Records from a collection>
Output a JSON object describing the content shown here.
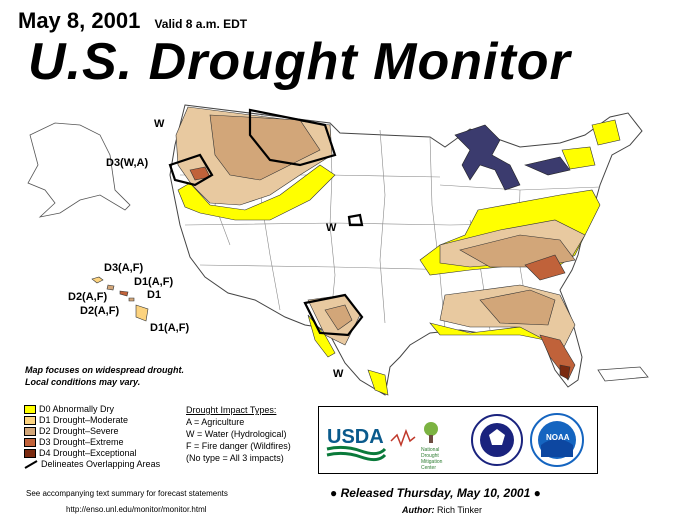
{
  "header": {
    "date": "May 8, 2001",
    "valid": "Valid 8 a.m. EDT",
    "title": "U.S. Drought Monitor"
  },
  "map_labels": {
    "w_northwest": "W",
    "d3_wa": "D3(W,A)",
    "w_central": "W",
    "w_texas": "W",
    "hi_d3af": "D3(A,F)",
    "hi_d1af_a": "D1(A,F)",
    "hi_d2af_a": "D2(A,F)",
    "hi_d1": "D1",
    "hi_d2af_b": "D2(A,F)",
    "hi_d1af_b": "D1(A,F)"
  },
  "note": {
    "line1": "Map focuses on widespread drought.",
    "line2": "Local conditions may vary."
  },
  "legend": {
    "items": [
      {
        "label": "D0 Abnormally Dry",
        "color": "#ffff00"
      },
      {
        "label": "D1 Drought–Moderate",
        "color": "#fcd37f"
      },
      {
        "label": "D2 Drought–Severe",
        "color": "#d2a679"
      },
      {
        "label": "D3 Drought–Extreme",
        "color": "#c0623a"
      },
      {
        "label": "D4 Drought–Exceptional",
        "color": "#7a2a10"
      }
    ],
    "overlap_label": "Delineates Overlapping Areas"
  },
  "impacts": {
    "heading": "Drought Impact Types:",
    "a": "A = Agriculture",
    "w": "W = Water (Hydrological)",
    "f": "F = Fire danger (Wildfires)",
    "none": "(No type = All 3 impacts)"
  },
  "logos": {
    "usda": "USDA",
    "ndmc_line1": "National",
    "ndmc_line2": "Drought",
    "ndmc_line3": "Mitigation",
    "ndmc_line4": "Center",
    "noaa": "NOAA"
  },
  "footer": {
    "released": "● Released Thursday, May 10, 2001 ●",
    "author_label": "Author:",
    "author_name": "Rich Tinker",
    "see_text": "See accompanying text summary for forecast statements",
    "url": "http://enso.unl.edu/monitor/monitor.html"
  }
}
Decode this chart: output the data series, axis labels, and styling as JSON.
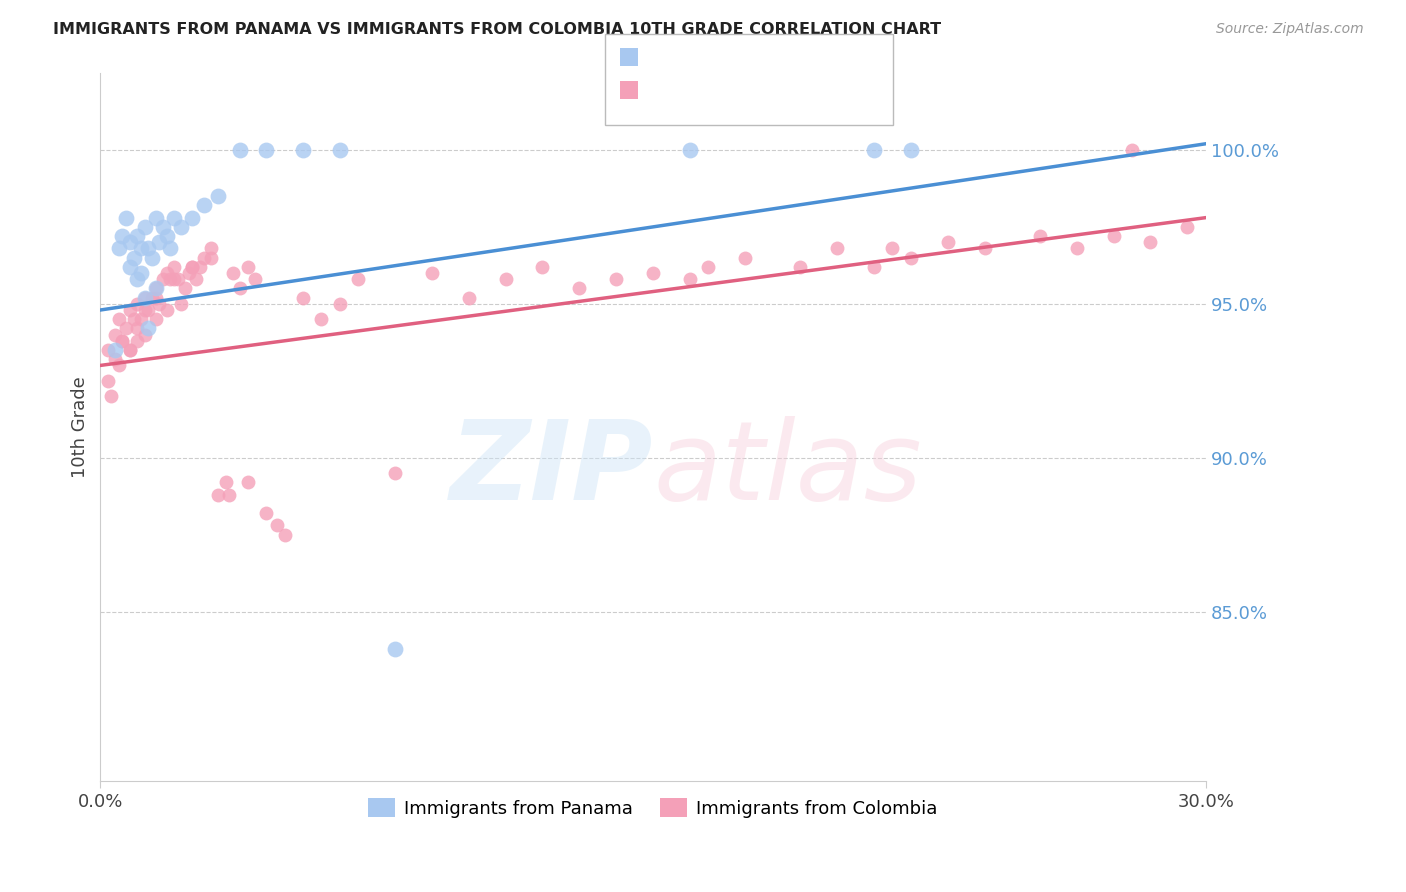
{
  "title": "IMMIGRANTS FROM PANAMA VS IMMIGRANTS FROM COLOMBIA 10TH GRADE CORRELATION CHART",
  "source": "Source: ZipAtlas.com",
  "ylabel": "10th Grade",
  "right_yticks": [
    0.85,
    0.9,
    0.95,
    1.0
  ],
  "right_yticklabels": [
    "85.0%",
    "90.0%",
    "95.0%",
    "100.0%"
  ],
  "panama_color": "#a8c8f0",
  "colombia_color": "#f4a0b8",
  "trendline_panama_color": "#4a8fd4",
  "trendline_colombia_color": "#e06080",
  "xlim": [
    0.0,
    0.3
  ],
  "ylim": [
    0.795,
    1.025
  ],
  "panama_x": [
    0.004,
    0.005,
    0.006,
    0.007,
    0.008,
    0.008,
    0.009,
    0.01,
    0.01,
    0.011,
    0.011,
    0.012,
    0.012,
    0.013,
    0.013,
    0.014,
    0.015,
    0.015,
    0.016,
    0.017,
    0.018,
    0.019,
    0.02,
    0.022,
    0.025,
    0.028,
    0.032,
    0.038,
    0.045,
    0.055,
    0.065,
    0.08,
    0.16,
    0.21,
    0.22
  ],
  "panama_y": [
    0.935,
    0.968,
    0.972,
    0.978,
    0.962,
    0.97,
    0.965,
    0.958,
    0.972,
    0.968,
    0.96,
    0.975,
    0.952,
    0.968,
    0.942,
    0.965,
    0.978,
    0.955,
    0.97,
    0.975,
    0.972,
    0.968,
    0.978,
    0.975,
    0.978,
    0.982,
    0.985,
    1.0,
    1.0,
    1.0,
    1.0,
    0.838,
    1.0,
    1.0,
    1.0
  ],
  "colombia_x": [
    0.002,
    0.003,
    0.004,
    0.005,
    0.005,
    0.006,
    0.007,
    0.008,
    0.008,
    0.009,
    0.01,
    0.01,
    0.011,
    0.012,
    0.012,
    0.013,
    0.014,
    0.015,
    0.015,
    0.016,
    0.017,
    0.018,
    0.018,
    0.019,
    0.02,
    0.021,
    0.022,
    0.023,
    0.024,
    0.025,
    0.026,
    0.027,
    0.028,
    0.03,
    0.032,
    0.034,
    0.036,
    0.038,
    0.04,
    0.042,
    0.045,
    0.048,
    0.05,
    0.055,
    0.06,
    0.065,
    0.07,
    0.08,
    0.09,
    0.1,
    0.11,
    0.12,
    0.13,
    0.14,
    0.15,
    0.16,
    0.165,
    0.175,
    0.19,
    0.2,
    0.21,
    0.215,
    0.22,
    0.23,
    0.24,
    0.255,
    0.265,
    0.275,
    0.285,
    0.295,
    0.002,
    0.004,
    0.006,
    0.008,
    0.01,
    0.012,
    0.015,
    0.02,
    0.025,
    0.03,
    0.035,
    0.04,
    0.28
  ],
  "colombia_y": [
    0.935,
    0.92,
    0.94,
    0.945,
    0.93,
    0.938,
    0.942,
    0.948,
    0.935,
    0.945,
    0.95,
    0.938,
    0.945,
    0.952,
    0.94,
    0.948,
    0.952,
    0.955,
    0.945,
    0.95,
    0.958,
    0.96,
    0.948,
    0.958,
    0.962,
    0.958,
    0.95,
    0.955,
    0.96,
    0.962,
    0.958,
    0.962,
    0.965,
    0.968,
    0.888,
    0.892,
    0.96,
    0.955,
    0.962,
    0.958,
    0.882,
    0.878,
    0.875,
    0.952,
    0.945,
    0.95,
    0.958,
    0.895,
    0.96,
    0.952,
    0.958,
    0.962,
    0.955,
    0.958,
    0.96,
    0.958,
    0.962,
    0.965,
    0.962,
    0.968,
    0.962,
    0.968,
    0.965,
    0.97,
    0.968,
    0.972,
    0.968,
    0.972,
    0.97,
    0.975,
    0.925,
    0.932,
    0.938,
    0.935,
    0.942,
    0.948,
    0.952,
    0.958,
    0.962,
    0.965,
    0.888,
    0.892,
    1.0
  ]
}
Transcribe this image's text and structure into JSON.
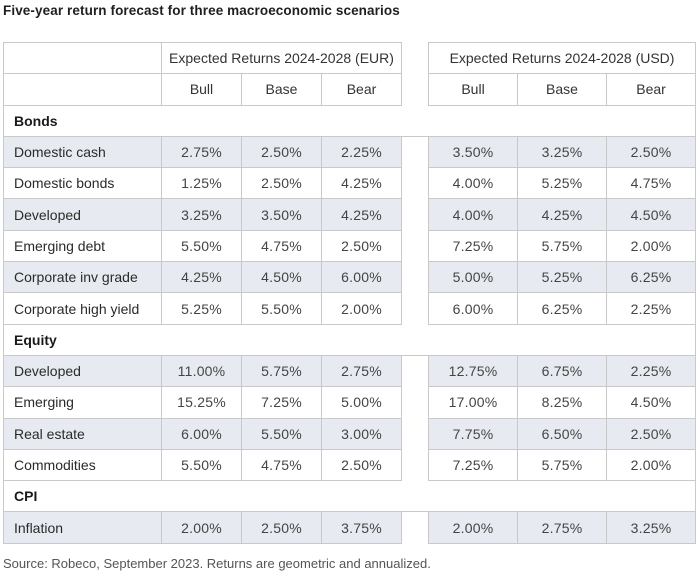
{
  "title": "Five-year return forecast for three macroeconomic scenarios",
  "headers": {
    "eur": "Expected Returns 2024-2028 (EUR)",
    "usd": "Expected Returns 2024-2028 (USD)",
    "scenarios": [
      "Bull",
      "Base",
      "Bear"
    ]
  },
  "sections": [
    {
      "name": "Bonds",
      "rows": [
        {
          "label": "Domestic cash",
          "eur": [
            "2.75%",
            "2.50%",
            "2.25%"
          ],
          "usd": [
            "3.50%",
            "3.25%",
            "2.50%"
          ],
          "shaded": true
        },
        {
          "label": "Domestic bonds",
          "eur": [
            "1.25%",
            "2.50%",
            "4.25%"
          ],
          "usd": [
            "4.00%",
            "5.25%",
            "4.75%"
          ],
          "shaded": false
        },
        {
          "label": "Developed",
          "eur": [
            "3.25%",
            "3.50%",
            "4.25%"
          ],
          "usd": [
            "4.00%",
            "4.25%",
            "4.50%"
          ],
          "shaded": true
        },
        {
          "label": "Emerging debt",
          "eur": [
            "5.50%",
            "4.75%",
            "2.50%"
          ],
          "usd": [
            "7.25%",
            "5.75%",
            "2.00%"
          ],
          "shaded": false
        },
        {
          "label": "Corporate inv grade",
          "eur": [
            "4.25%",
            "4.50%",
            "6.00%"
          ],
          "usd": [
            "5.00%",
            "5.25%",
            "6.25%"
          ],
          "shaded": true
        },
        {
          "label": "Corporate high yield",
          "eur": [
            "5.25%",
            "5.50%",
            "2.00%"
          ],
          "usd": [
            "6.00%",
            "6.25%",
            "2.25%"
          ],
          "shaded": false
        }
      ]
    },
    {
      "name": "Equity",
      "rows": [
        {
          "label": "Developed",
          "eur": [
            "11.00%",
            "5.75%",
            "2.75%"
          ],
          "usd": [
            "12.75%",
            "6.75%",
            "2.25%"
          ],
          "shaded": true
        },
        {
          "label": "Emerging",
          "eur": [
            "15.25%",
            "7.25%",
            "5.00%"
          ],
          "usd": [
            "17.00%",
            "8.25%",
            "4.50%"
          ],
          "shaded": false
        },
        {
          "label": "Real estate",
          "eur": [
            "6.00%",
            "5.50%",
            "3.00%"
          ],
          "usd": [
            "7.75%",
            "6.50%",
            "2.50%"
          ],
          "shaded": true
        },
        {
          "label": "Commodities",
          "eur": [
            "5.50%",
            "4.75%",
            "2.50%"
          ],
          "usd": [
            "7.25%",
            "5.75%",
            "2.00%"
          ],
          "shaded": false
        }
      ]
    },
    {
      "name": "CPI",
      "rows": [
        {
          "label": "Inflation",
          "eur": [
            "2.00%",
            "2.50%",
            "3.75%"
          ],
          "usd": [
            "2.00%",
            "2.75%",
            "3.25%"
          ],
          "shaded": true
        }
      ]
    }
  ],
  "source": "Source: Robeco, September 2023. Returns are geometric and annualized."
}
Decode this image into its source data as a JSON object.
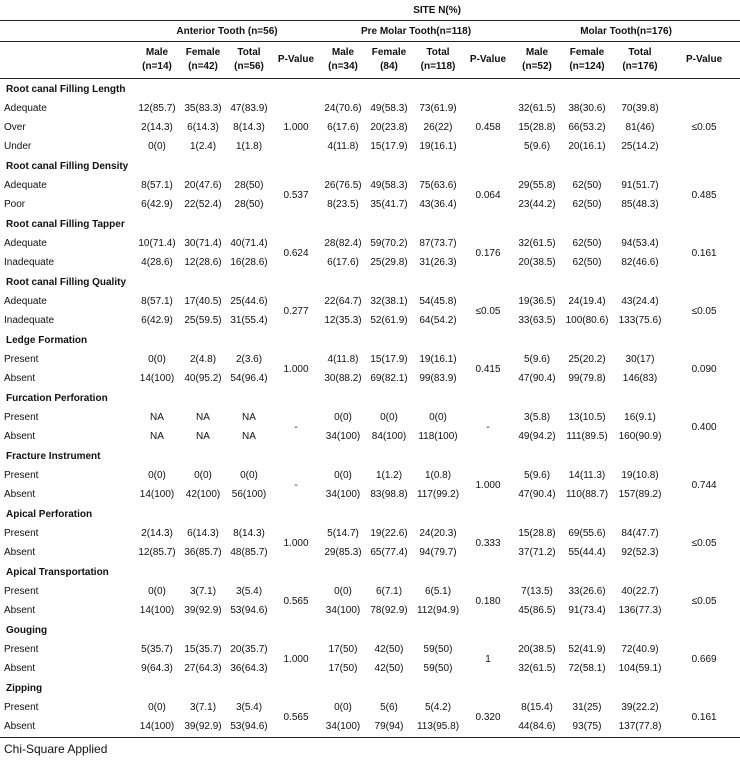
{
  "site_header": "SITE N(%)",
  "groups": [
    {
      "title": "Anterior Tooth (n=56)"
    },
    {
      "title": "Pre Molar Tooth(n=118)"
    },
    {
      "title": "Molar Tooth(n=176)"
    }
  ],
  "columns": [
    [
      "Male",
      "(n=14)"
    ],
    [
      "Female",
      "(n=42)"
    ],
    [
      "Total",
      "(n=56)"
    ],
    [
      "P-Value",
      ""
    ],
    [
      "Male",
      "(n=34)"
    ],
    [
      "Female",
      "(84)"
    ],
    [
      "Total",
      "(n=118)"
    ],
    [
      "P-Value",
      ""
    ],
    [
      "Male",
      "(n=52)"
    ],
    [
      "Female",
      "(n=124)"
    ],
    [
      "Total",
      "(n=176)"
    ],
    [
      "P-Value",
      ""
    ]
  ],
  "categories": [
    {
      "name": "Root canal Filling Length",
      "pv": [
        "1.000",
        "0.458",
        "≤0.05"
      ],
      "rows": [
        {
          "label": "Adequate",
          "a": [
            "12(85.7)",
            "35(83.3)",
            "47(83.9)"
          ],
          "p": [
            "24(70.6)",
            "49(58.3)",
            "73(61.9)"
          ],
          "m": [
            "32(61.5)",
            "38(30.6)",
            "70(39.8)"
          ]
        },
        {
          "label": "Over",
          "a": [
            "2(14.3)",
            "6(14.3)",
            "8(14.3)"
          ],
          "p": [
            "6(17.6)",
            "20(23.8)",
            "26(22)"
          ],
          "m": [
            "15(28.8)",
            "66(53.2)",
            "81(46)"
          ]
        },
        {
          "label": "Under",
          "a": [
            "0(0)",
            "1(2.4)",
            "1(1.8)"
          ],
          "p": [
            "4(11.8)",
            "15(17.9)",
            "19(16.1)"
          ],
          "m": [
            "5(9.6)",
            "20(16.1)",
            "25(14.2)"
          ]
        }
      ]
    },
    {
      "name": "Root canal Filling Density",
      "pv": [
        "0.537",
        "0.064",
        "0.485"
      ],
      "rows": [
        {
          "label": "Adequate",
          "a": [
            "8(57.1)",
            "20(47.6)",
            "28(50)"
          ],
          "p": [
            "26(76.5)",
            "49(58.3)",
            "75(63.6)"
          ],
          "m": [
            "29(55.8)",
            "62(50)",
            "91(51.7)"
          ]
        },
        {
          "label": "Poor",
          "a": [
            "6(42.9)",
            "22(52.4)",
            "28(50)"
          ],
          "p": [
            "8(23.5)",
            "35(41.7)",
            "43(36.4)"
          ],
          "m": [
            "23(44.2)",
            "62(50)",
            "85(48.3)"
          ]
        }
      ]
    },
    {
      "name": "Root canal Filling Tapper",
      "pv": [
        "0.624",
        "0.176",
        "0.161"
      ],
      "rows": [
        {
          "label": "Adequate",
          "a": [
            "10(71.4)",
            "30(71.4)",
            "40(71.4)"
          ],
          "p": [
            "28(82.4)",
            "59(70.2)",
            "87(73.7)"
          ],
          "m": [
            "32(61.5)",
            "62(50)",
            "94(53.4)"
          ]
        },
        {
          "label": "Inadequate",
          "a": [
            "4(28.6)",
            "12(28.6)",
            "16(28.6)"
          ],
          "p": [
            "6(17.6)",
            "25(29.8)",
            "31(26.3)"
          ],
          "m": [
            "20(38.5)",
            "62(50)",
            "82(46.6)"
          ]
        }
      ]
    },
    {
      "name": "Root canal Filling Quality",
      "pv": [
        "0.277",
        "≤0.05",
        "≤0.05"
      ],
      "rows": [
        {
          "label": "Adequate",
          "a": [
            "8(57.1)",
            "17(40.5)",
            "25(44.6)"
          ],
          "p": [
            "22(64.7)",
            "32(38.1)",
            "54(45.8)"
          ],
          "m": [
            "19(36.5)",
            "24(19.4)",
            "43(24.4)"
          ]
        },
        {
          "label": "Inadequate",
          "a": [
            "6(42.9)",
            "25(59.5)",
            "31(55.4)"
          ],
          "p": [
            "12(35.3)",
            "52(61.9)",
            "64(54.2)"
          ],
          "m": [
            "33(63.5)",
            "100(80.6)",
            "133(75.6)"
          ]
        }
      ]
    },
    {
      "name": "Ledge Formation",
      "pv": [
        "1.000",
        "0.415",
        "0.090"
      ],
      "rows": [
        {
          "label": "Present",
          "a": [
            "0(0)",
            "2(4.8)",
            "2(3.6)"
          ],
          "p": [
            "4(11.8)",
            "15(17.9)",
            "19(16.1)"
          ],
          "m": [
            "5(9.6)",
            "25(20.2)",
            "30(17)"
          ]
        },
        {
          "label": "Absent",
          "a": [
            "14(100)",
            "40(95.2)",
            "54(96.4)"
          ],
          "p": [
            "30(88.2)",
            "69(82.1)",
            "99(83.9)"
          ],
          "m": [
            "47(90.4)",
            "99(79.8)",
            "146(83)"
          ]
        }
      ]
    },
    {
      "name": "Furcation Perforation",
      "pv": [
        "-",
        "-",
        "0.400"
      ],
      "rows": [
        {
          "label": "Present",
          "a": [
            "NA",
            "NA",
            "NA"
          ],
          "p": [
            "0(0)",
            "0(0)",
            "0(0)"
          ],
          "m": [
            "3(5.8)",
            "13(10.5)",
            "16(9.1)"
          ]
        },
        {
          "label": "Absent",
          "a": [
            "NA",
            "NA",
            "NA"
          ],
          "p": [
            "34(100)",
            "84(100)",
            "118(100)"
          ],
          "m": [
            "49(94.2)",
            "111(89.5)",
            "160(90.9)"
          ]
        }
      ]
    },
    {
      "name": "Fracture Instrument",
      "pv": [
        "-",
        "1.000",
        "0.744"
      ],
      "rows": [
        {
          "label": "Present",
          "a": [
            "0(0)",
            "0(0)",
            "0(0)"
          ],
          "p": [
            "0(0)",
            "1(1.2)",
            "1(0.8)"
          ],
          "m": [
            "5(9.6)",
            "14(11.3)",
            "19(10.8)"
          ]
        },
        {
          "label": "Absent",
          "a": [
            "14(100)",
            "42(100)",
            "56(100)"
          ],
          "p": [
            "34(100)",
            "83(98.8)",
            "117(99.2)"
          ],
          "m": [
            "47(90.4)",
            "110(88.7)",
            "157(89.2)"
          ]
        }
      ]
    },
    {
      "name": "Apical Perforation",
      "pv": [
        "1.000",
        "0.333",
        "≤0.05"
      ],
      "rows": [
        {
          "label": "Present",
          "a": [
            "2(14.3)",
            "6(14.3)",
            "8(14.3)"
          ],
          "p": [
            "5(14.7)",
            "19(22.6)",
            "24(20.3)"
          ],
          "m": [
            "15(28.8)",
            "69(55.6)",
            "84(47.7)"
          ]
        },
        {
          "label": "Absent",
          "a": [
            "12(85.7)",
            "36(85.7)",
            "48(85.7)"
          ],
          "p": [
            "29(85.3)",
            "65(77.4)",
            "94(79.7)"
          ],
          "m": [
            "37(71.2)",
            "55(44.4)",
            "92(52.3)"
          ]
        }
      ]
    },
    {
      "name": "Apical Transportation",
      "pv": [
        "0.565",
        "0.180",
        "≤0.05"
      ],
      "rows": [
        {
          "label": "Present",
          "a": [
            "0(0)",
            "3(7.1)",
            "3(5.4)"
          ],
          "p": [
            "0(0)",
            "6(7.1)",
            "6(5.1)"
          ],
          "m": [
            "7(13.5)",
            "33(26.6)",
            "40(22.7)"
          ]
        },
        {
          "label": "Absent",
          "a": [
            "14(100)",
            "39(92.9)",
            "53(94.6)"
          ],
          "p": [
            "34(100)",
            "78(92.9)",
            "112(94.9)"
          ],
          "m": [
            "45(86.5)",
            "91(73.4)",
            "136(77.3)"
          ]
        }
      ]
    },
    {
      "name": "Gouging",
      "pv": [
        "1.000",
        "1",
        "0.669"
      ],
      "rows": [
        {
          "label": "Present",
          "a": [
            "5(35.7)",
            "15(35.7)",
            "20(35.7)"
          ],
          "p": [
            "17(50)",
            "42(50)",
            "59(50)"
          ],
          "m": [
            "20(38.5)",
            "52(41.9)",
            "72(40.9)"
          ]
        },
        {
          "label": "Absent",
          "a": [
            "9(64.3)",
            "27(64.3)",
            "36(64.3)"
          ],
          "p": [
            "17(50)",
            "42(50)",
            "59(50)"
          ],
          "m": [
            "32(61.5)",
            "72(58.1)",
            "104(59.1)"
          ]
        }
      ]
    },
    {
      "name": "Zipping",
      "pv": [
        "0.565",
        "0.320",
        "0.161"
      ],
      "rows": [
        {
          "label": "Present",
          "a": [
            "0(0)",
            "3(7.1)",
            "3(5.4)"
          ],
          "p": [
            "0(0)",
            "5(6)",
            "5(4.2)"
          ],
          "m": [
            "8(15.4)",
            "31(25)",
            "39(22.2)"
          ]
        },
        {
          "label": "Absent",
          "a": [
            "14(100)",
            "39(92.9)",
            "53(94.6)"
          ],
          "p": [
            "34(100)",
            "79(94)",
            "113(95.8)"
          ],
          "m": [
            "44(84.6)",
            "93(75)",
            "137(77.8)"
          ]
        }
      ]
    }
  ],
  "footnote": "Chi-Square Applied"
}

AIM> Identify every line above that includes the word "Corporate", and show those lines.

TASK RESPONSE>
          "label": "Corporate inv grade",
          "label": "Corporate high yield",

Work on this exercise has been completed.